Exercise prompt
Skip every picture and copy only the lines from the one containing "Give me the" to the final line of the records below.

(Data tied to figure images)

+===+

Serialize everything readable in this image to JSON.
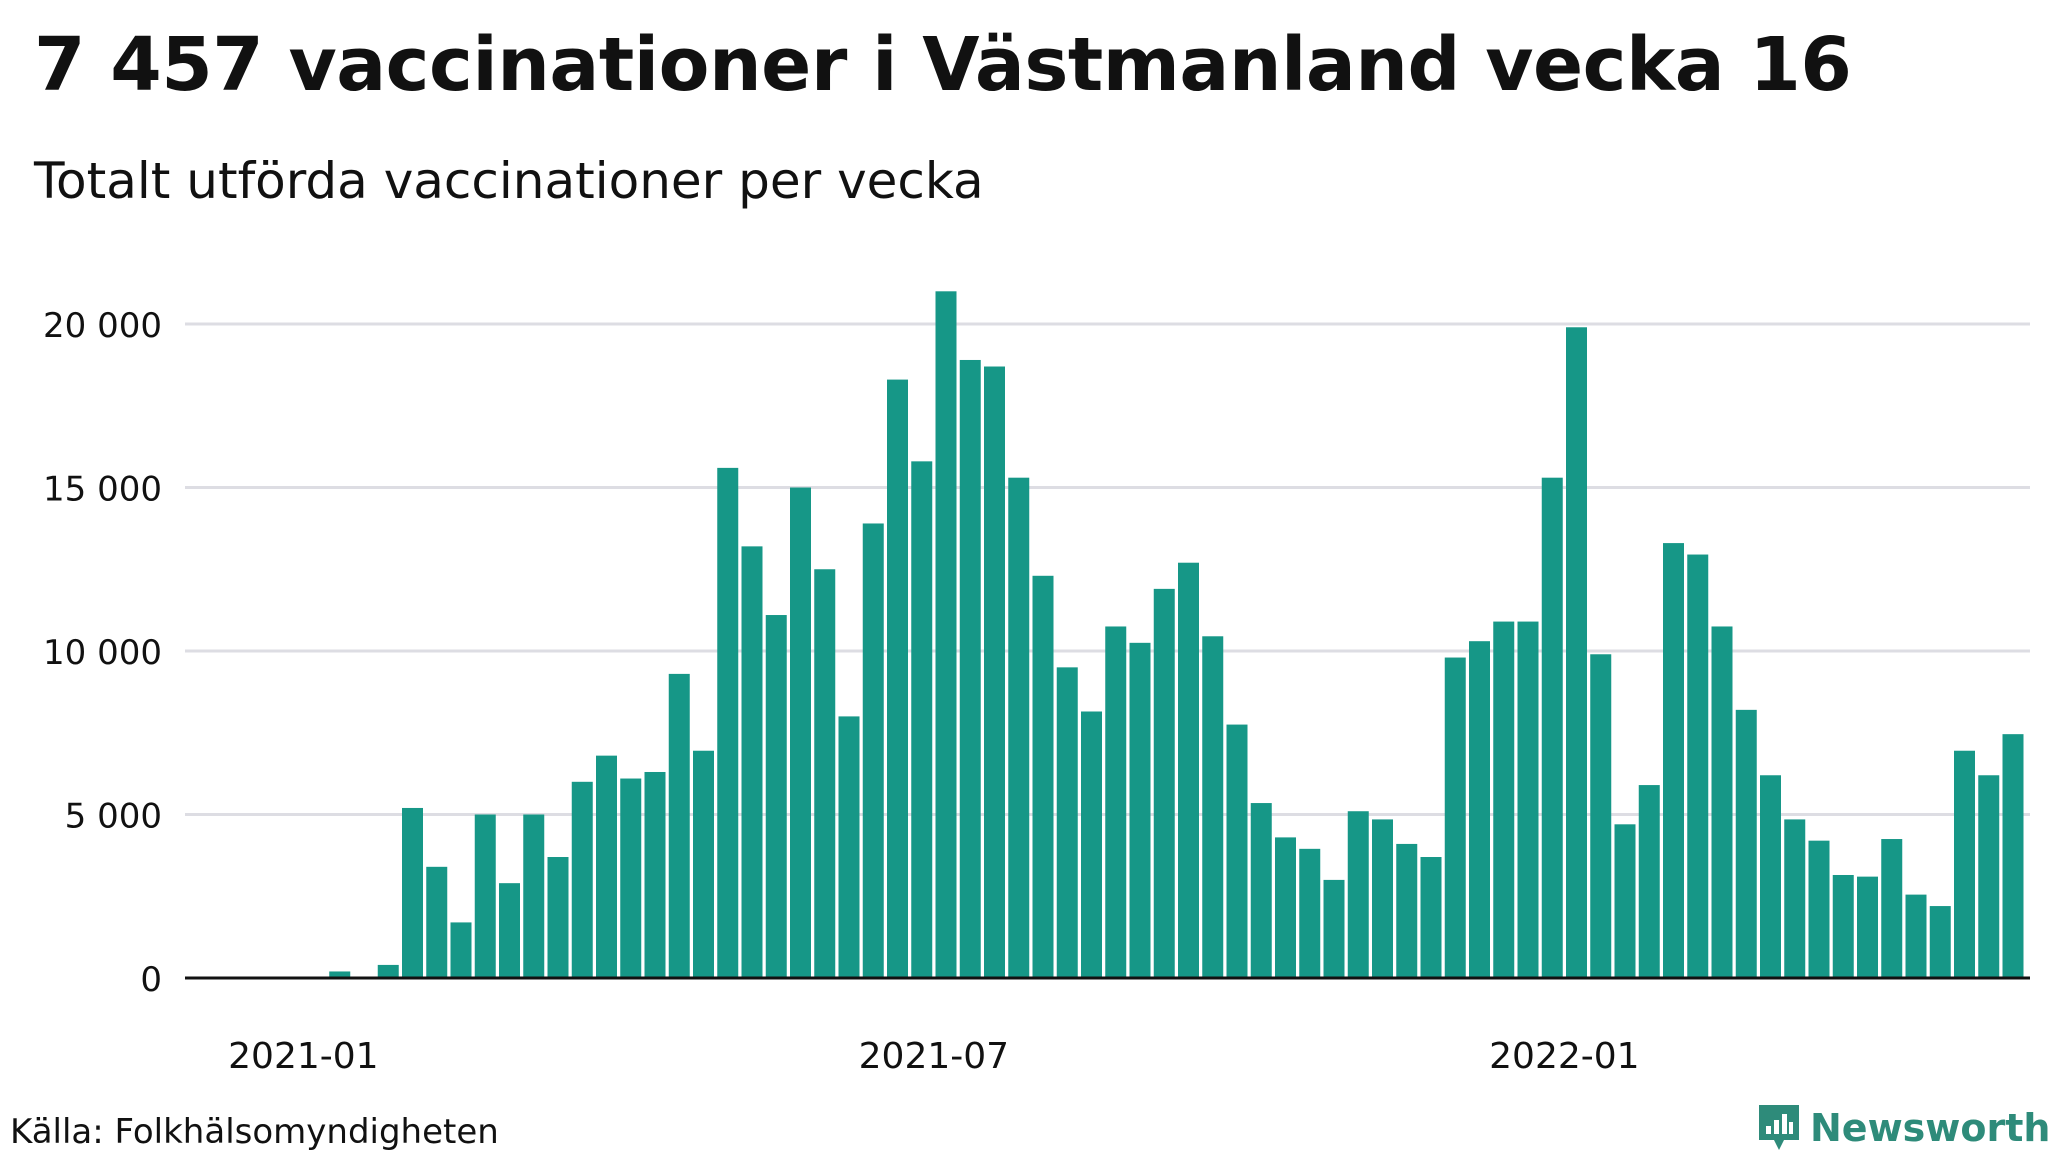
{
  "title": "7 457 vaccinationer i Västmanland vecka 16",
  "subtitle": "Totalt utförda vaccinationer per vecka",
  "source": "Källa: Folkhälsomyndigheten",
  "brand": {
    "name": "Newsworthy",
    "icon": "newsworthy-logo-icon",
    "color": "#2e8b7a"
  },
  "colors": {
    "bar": "#169787",
    "grid": "#dddde3",
    "axis": "#111111",
    "text": "#111111"
  },
  "chart_data": {
    "type": "bar",
    "title": "7 457 vaccinationer i Västmanland vecka 16",
    "subtitle": "Totalt utförda vaccinationer per vecka",
    "xlabel": "",
    "ylabel": "",
    "ylim": [
      0,
      21000
    ],
    "yticks": [
      0,
      5000,
      10000,
      15000,
      20000
    ],
    "ytick_labels": [
      "0",
      "5 000",
      "10 000",
      "15 000",
      "20 000"
    ],
    "xtick_labels": [
      "2021-01",
      "2021-07",
      "2022-01"
    ],
    "xtick_weeks": [
      1.5,
      27.5,
      53.5
    ],
    "grid": true,
    "series": [
      {
        "values": [
          0,
          0,
          0,
          200,
          0,
          400,
          5200,
          3400,
          1700,
          5000,
          2900,
          5000,
          3700,
          6000,
          6800,
          6100,
          6300,
          9300,
          6950,
          15600,
          13200,
          11100,
          15000,
          12500,
          8000,
          13900,
          18300,
          15800,
          21000,
          18900,
          18700,
          15300,
          12300,
          9500,
          8150,
          10750,
          10250,
          11900,
          12700,
          10450,
          7750,
          5350,
          4300,
          3950,
          3000,
          5100,
          4850,
          4100,
          3700,
          9800,
          10300,
          10900,
          10900,
          15300,
          19900,
          9900,
          4700,
          5900,
          13300,
          12950,
          10750,
          8200,
          6200,
          4850,
          4200,
          3150,
          3100,
          4250,
          2550,
          2200,
          6950,
          6200,
          7457
        ]
      }
    ]
  }
}
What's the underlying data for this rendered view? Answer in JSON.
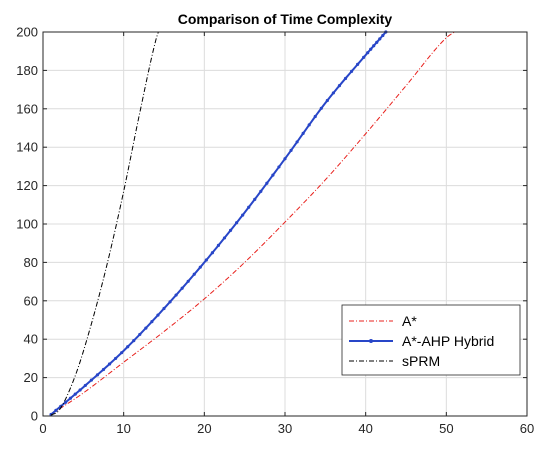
{
  "chart_data": {
    "type": "line",
    "title": "Comparison of Time Complexity",
    "xlabel": "",
    "ylabel": "",
    "xlim": [
      0,
      60
    ],
    "ylim": [
      0,
      200
    ],
    "xticks": [
      0,
      10,
      20,
      30,
      40,
      50,
      60
    ],
    "yticks": [
      0,
      20,
      40,
      60,
      80,
      100,
      120,
      140,
      160,
      180,
      200
    ],
    "grid": true,
    "legend_position": "bottom-right",
    "series": [
      {
        "name": "A*",
        "color": "#e8201c",
        "line_style": "dash-dot",
        "marker": "none",
        "x": [
          1,
          5,
          10,
          15,
          20,
          25,
          30,
          35,
          40,
          45,
          50,
          51
        ],
        "y": [
          0.8,
          12,
          28,
          44,
          61,
          80,
          101,
          123,
          147,
          172,
          197,
          200
        ]
      },
      {
        "name": "A*-AHP Hybrid",
        "color": "#2846c8",
        "line_style": "solid",
        "marker": "dot",
        "x": [
          1,
          5,
          10,
          15,
          20,
          25,
          30,
          35,
          40,
          42.5
        ],
        "y": [
          0.8,
          15,
          34,
          56,
          80,
          106,
          134,
          163,
          188,
          200
        ]
      },
      {
        "name": "sPRM",
        "color": "#000000",
        "line_style": "dash-dot",
        "marker": "none",
        "x": [
          1,
          2,
          4,
          6,
          8,
          10,
          12,
          14,
          14.3
        ],
        "y": [
          0.5,
          3,
          21,
          48,
          80,
          117,
          158,
          196,
          200
        ]
      }
    ]
  }
}
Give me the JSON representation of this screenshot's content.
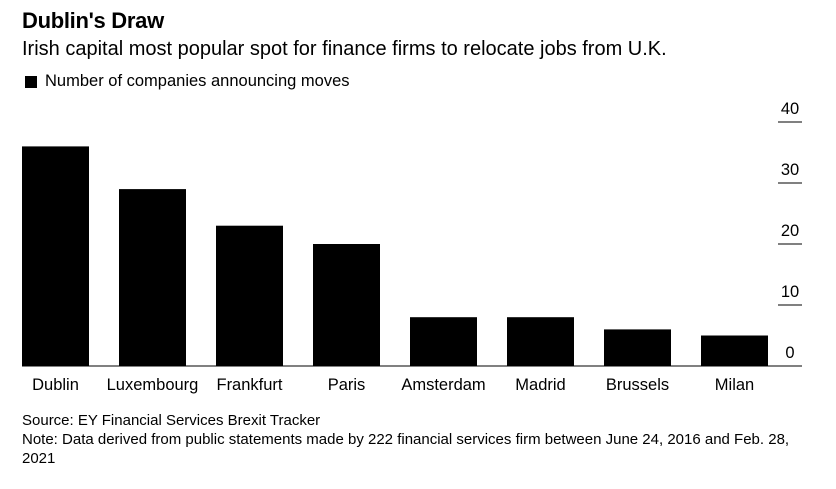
{
  "title": "Dublin's Draw",
  "subtitle": "Irish capital most popular spot for finance firms to relocate jobs from U.K.",
  "legend_label": "Number of companies announcing moves",
  "source": "Source: EY Financial Services Brexit Tracker",
  "note": "Note: Data derived from public statements made by 222 financial services firm between June 24, 2016 and Feb. 28, 2021",
  "colors": {
    "bar": "#000000",
    "axis": "#000000"
  },
  "chart_data": {
    "type": "bar",
    "title": "Dublin's Draw",
    "subtitle": "Irish capital most popular spot for finance firms to relocate jobs from U.K.",
    "categories": [
      "Dublin",
      "Luxembourg",
      "Frankfurt",
      "Paris",
      "Amsterdam",
      "Madrid",
      "Brussels",
      "Milan"
    ],
    "series": [
      {
        "name": "Number of companies announcing moves",
        "values": [
          36,
          29,
          23,
          20,
          8,
          8,
          6,
          5
        ]
      }
    ],
    "ylim": [
      0,
      40
    ],
    "yticks": [
      0,
      10,
      20,
      30,
      40
    ],
    "y_axis_side": "right",
    "grid": false,
    "legend_position": "top-left"
  }
}
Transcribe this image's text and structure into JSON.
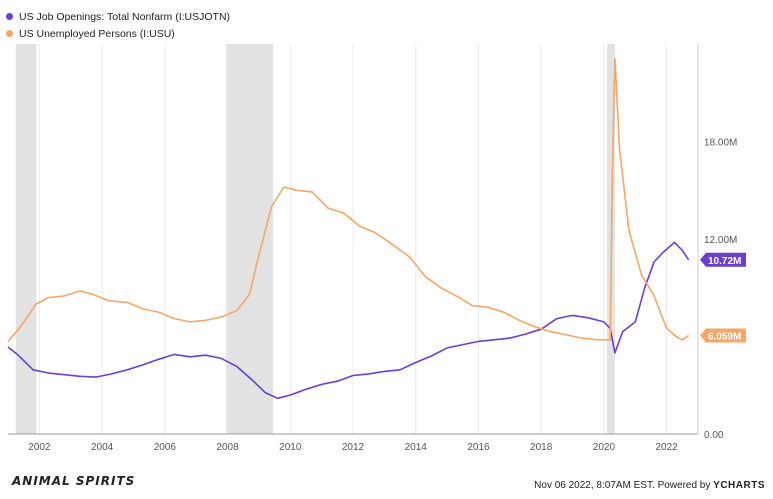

+===+

The result
Give me the JSON representation of this screenshot's content.
{
  "title": "Dublin's Draw",
  "subtitle": "Irish capital most popular spot for finance firms to relocate jobs from U.K.",
  "legend_label": "Number of companies announcing moves",
  "source": "Source: EY Financial Services Brexit Tracker",
  "note": "Note: Data derived from public statements made by 222 financial services firm between June 24, 2016 and Feb. 28, 2021",
  "colors": {
    "bar": "#000000",
    "axis": "#000000"
  },
  "chart_data": {
    "type": "bar",
    "title": "Dublin's Draw",
    "subtitle": "Irish capital most popular spot for finance firms to relocate jobs from U.K.",
    "categories": [
      "Dublin",
      "Luxembourg",
      "Frankfurt",
      "Paris",
      "Amsterdam",
      "Madrid",
      "Brussels",
      "Milan"
    ],
    "series": [
      {
        "name": "Number of companies announcing moves",
        "values": [
          36,
          29,
          23,
          20,
          8,
          8,
          6,
          5
        ]
      }
    ],
    "ylim": [
      0,
      40
    ],
    "yticks": [
      0,
      10,
      20,
      30,
      40
    ],
    "y_axis_side": "right",
    "grid": false,
    "legend_position": "top-left"
  }
}
Transcribe this image's text and structure into JSON.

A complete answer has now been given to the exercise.